Your objective: Every entry must be repeated exactly. Exclude all pictures.

(Source records)
[BEGIN]
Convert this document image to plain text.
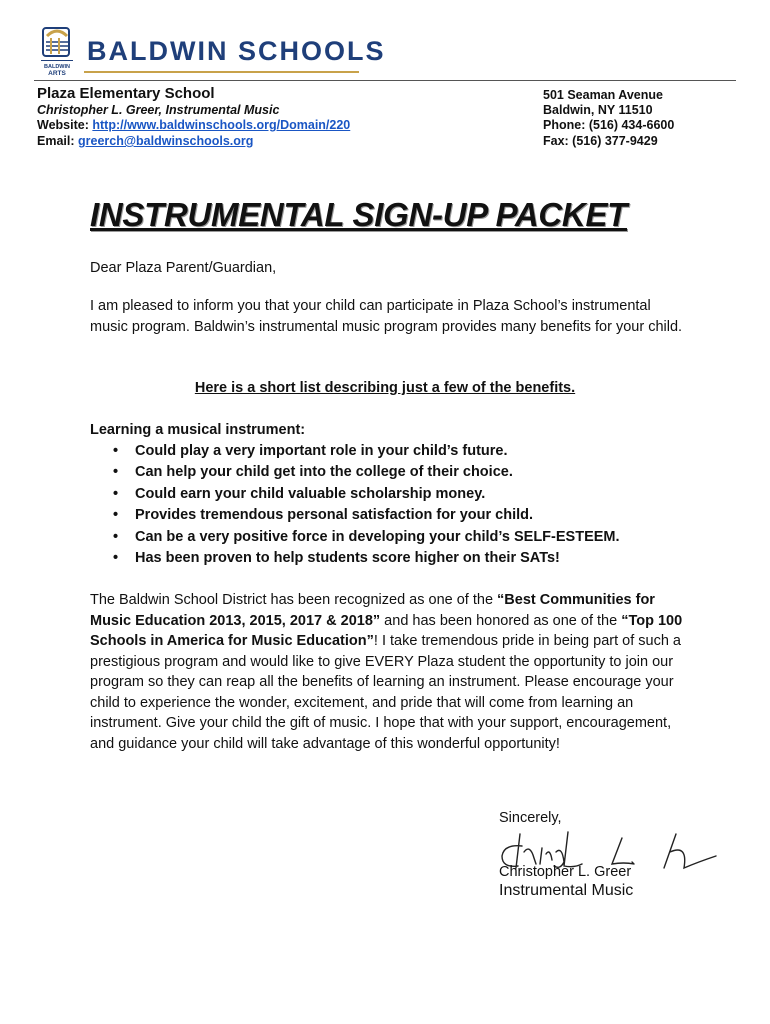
BALDWIN
ARTS
BALDWIN SCHOOLS
Plaza Elementary School
Christopher L. Greer, Instrumental Music
Website: http://www.baldwinschools.org/Domain/220
Email: greerch@baldwinschools.org
501 Seaman Avenue
Baldwin, NY 11510
Phone: (516) 434-6600
Fax: (516) 377-9429
INSTRUMENTAL SIGN-UP PACKET
Dear Plaza Parent/Guardian,
I am pleased to inform you that your child can participate in Plaza School’s instrumental music program. Baldwin’s instrumental music program provides many benefits for your child.
Here is a short list describing just a few of the benefits.
Learning a musical instrument:
• Could play a very important role in your child’s future.
• Can help your child get into the college of their choice.
• Could earn your child valuable scholarship money.
• Provides tremendous personal satisfaction for your child.
• Can be a very positive force in developing your child’s SELF-ESTEEM.
• Has been proven to help students score higher on their SATs!
The Baldwin School District has been recognized as one of the “Best Communities for Music Education 2013, 2015, 2017 & 2018” and has been honored as one of the “Top 100 Schools in America for Music Education”! I take tremendous pride in being part of such a prestigious program and would like to give EVERY Plaza student the opportunity to join our program so they can reap all the benefits of learning an instrument. Please encourage your child to experience the wonder, excitement, and pride that will come from learning an instrument. Give your child the gift of music. I hope that with your support, encouragement, and guidance your child will take advantage of this wonderful opportunity!
Sincerely,
Christopher L. Greer
Instrumental Music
[END]
Response:
Convert this document image to plain text.
BALDWIN
ARTS
BALDWIN SCHOOLS
Plaza Elementary School
Christopher L. Greer, Instrumental Music
Website: http://www.baldwinschools.org/Domain/220
Email: greerch@baldwinschools.org
501 Seaman Avenue
Baldwin, NY 11510
Phone: (516) 434-6600
Fax: (516) 377-9429
INSTRUMENTAL SIGN-UP PACKET
Dear Plaza Parent/Guardian,
I am pleased to inform you that your child can participate in Plaza School’s instrumental music program. Baldwin’s instrumental music program provides many benefits for your child.
Here is a short list describing just a few of the benefits.
Learning a musical instrument:
• Could play a very important role in your child’s future.
• Can help your child get into the college of their choice.
• Could earn your child valuable scholarship money.
• Provides tremendous personal satisfaction for your child.
• Can be a very positive force in developing your child’s SELF-ESTEEM.
• Has been proven to help students score higher on their SATs!
The Baldwin School District has been recognized as one of the “Best Communities for Music Education 2013, 2015, 2017 & 2018” and has been honored as one of the “Top 100 Schools in America for Music Education”! I take tremendous pride in being part of such a prestigious program and would like to give EVERY Plaza student the opportunity to join our program so they can reap all the benefits of learning an instrument. Please encourage your child to experience the wonder, excitement, and pride that will come from learning an instrument. Give your child the gift of music. I hope that with your support, encouragement, and guidance your child will take advantage of this wonderful opportunity!
Sincerely,
Christopher L. Greer
Instrumental Music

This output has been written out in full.